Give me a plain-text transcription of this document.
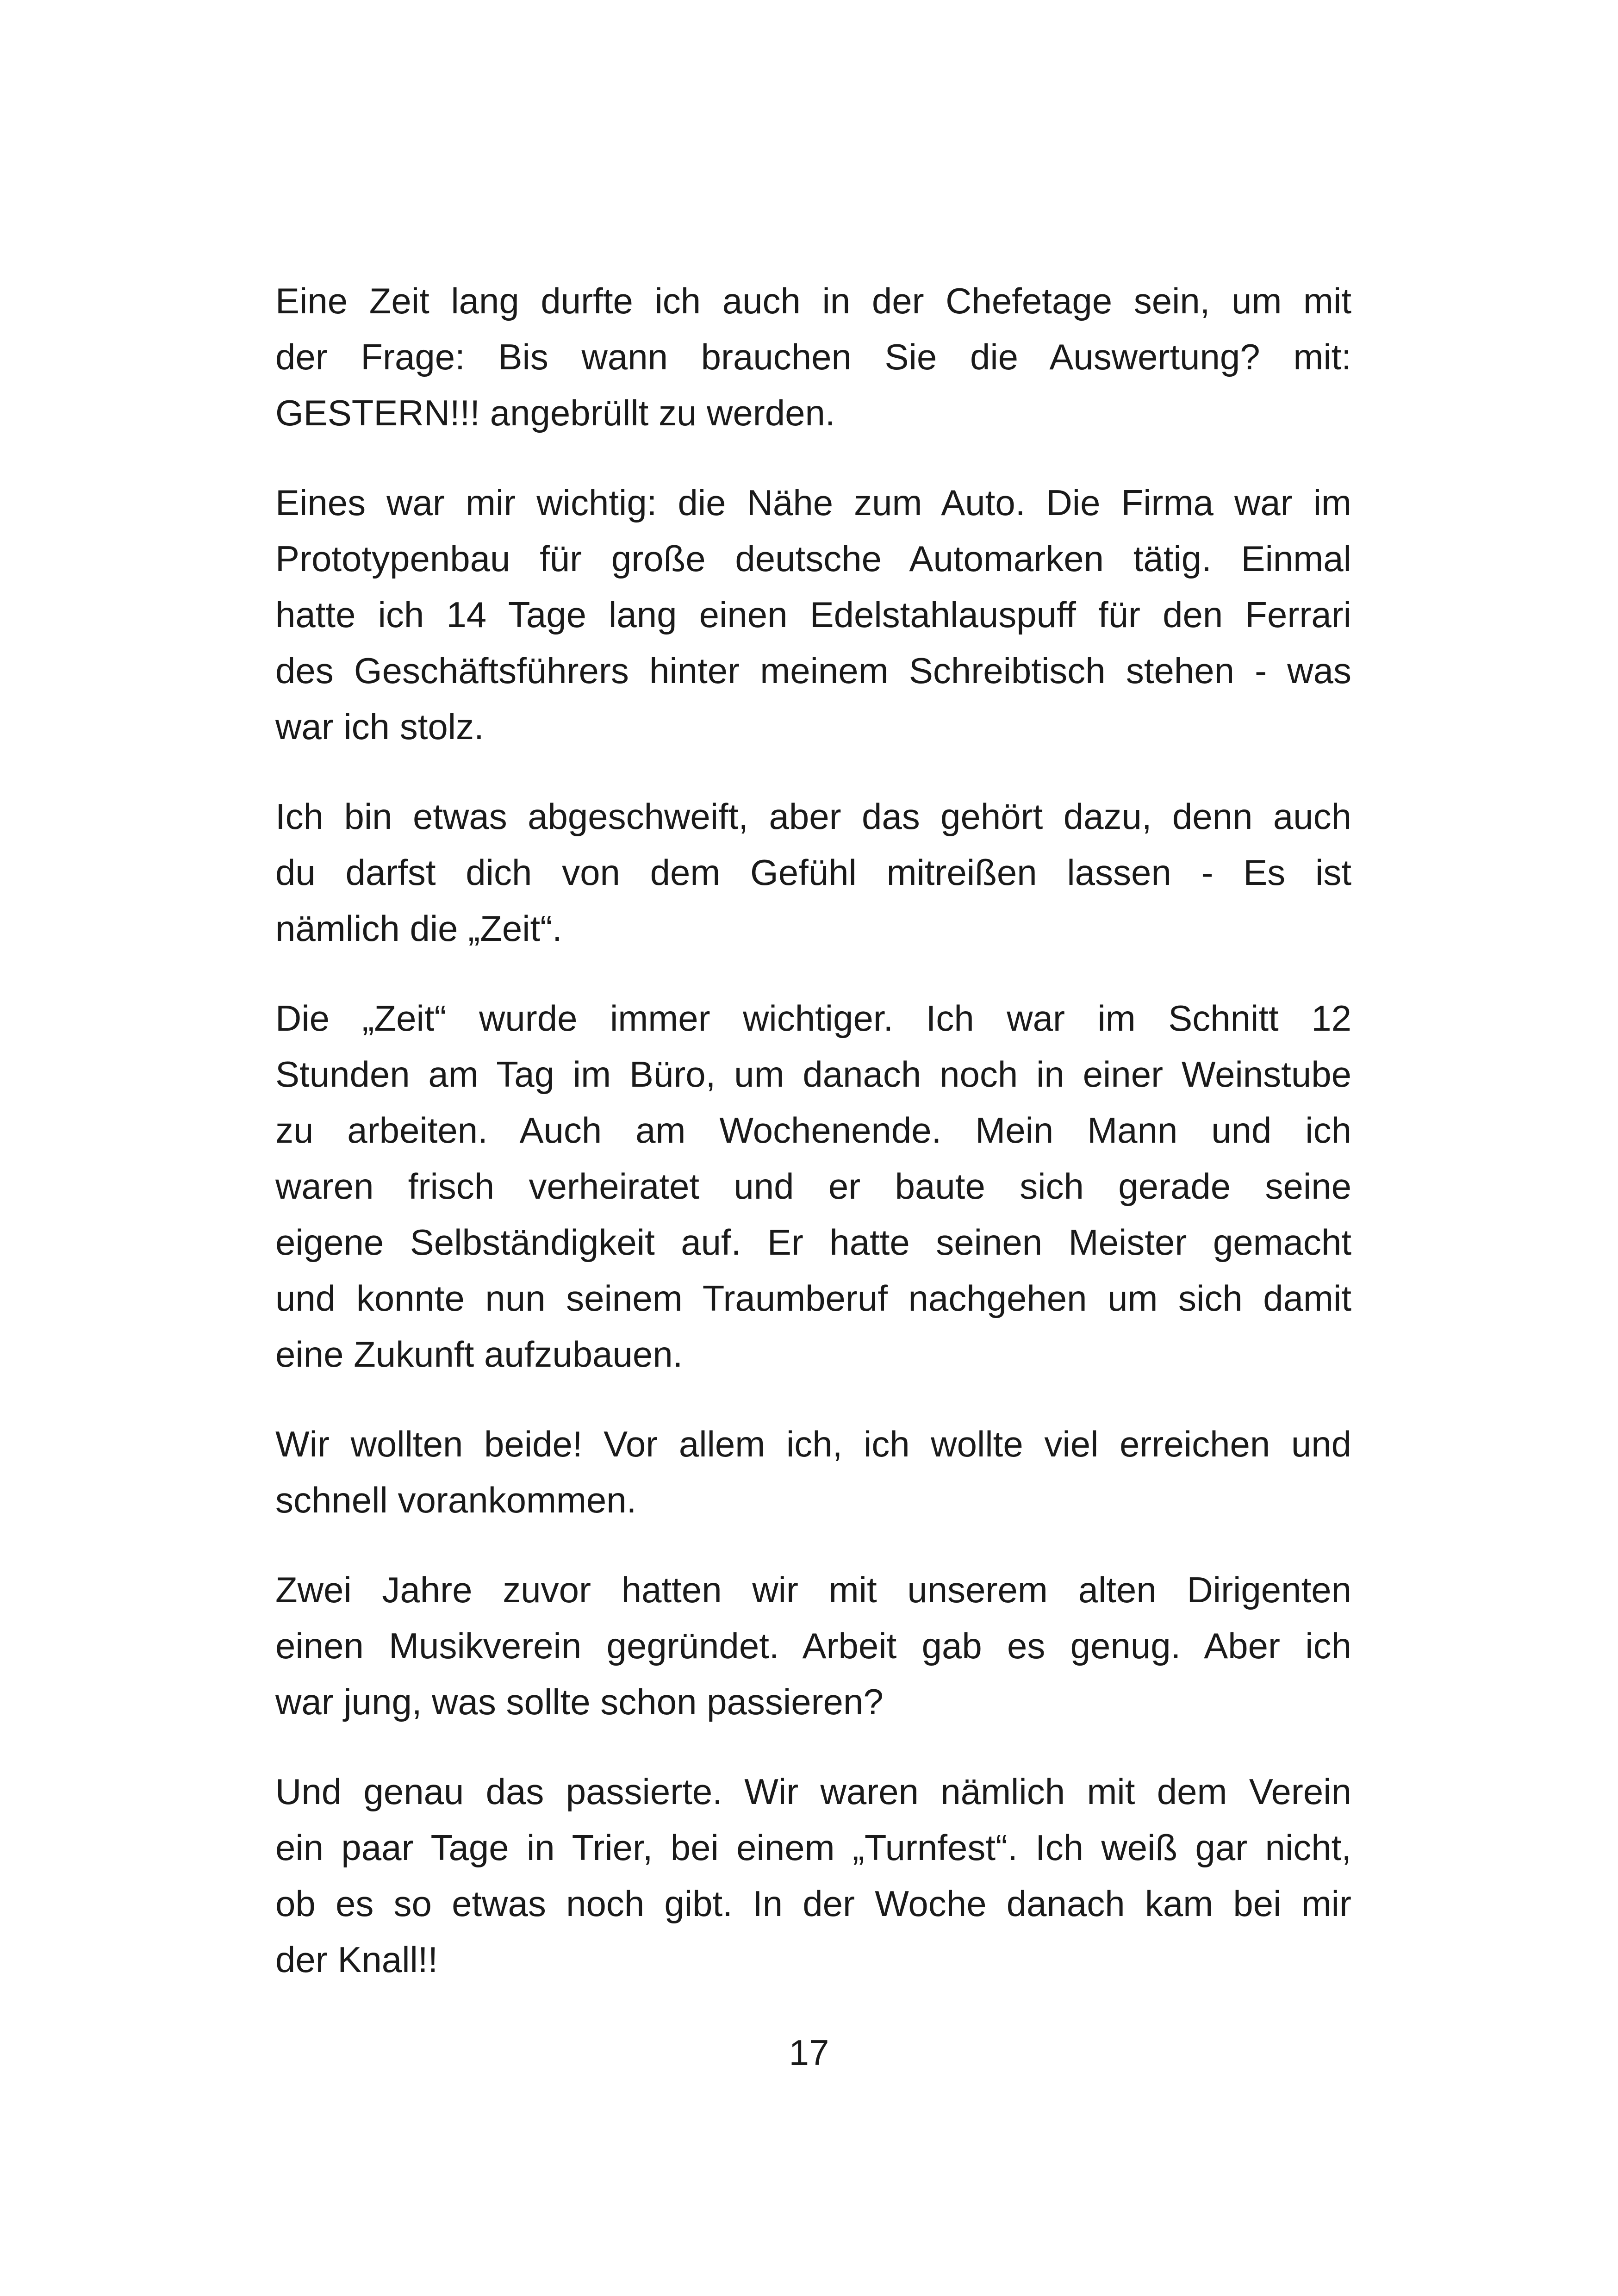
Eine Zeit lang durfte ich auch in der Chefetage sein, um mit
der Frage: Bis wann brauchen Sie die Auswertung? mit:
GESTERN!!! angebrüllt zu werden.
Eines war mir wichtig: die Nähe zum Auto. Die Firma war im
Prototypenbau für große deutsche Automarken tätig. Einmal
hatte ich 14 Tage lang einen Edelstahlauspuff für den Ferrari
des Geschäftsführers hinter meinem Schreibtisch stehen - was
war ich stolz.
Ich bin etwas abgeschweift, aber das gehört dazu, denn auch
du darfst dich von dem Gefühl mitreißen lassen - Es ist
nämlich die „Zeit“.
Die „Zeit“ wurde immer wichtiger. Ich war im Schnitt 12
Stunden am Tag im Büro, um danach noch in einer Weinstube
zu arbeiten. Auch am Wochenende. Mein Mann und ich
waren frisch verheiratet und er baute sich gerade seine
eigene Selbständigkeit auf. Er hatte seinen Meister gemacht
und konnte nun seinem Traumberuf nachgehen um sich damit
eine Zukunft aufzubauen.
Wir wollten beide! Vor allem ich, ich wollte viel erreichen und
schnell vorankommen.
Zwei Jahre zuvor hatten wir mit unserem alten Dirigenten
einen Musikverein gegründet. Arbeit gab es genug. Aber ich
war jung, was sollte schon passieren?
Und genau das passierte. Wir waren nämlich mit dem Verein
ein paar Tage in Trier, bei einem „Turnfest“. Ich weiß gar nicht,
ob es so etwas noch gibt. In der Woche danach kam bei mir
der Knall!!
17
_____
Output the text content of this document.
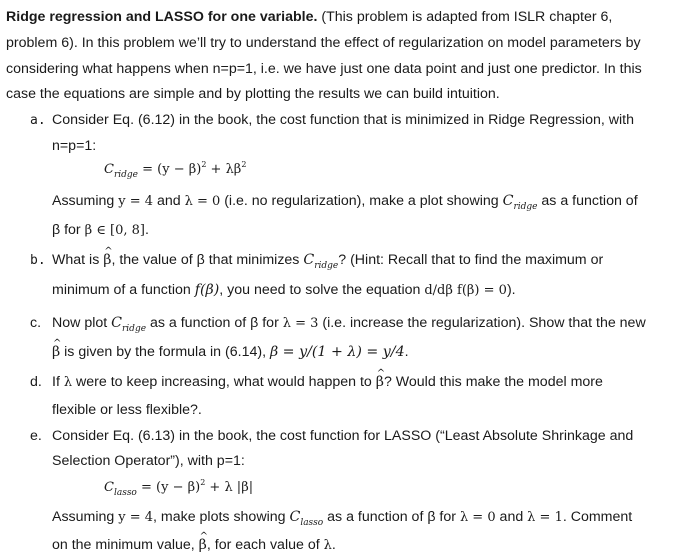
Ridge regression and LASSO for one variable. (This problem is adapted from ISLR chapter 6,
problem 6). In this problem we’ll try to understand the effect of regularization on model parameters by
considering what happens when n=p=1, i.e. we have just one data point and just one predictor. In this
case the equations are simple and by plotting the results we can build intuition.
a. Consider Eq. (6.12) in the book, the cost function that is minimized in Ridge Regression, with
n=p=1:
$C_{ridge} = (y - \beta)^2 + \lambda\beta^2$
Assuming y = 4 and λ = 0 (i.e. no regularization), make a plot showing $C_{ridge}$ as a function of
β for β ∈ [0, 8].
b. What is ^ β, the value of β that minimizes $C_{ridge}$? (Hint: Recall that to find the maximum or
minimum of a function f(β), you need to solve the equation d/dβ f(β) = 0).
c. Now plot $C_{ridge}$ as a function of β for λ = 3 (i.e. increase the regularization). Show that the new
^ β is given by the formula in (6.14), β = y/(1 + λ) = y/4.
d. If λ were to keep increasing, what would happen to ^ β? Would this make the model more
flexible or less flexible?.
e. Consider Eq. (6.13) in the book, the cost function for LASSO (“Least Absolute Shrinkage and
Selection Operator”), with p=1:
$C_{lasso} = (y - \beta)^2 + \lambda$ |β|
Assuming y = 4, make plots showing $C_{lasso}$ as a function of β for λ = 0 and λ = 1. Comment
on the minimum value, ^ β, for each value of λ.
_____
> _What is expected_
Search the records above for the string "showing". Copy every line that contains it.

> _Full solution_
Assuming y = 4 and λ = 0 (i.e. no regularization), make a plot showing $C_{ridge}$ as a function of
Assuming y = 4, make plots showing $C_{lasso}$ as a function of β for λ = 0 and λ = 1. Comment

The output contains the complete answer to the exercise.